--- Task directions ---
Reproduce the data below in full and exclude every picture.

--- Data supplied ---

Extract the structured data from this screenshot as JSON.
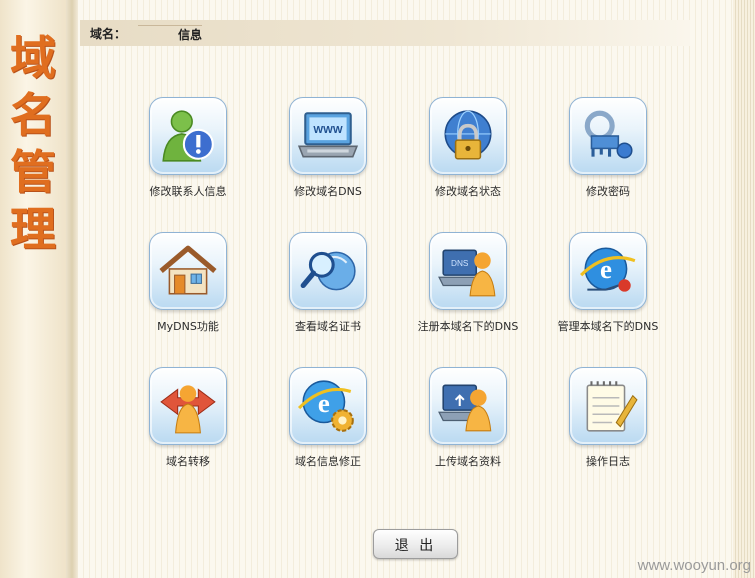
{
  "sidebar": {
    "title_chars": [
      "域",
      "名",
      "管",
      "理"
    ]
  },
  "info_bar": {
    "label": "域名：",
    "value": "信息"
  },
  "tiles": [
    {
      "label": "修改联系人信息",
      "icon": "contact-info-icon"
    },
    {
      "label": "修改域名DNS",
      "icon": "laptop-www-icon"
    },
    {
      "label": "修改域名状态",
      "icon": "globe-lock-icon"
    },
    {
      "label": "修改密码",
      "icon": "key-password-icon"
    },
    {
      "label": "MyDNS功能",
      "icon": "house-icon"
    },
    {
      "label": "查看域名证书",
      "icon": "magnifier-certificate-icon"
    },
    {
      "label": "注册本域名下的DNS",
      "icon": "register-dns-icon"
    },
    {
      "label": "管理本域名下的DNS",
      "icon": "ie-network-icon"
    },
    {
      "label": "域名转移",
      "icon": "user-transfer-icon"
    },
    {
      "label": "域名信息修正",
      "icon": "ie-gear-icon"
    },
    {
      "label": "上传域名资料",
      "icon": "upload-user-icon"
    },
    {
      "label": "操作日志",
      "icon": "notepad-log-icon"
    }
  ],
  "logout_label": "退 出",
  "watermark": "www.wooyun.org"
}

--- Response ---
Extract the structured data from this screenshot as JSON.
{
  "sidebar": {
    "title_chars": [
      "域",
      "名",
      "管",
      "理"
    ]
  },
  "info_bar": {
    "label": "域名：",
    "value": "信息"
  },
  "tiles": [
    {
      "label": "修改联系人信息",
      "icon": "contact-info-icon"
    },
    {
      "label": "修改域名DNS",
      "icon": "laptop-www-icon"
    },
    {
      "label": "修改域名状态",
      "icon": "globe-lock-icon"
    },
    {
      "label": "修改密码",
      "icon": "key-password-icon"
    },
    {
      "label": "MyDNS功能",
      "icon": "house-icon"
    },
    {
      "label": "查看域名证书",
      "icon": "magnifier-certificate-icon"
    },
    {
      "label": "注册本域名下的DNS",
      "icon": "register-dns-icon"
    },
    {
      "label": "管理本域名下的DNS",
      "icon": "ie-network-icon"
    },
    {
      "label": "域名转移",
      "icon": "user-transfer-icon"
    },
    {
      "label": "域名信息修正",
      "icon": "ie-gear-icon"
    },
    {
      "label": "上传域名资料",
      "icon": "upload-user-icon"
    },
    {
      "label": "操作日志",
      "icon": "notepad-log-icon"
    }
  ],
  "logout_label": "退 出",
  "watermark": "www.wooyun.org"
}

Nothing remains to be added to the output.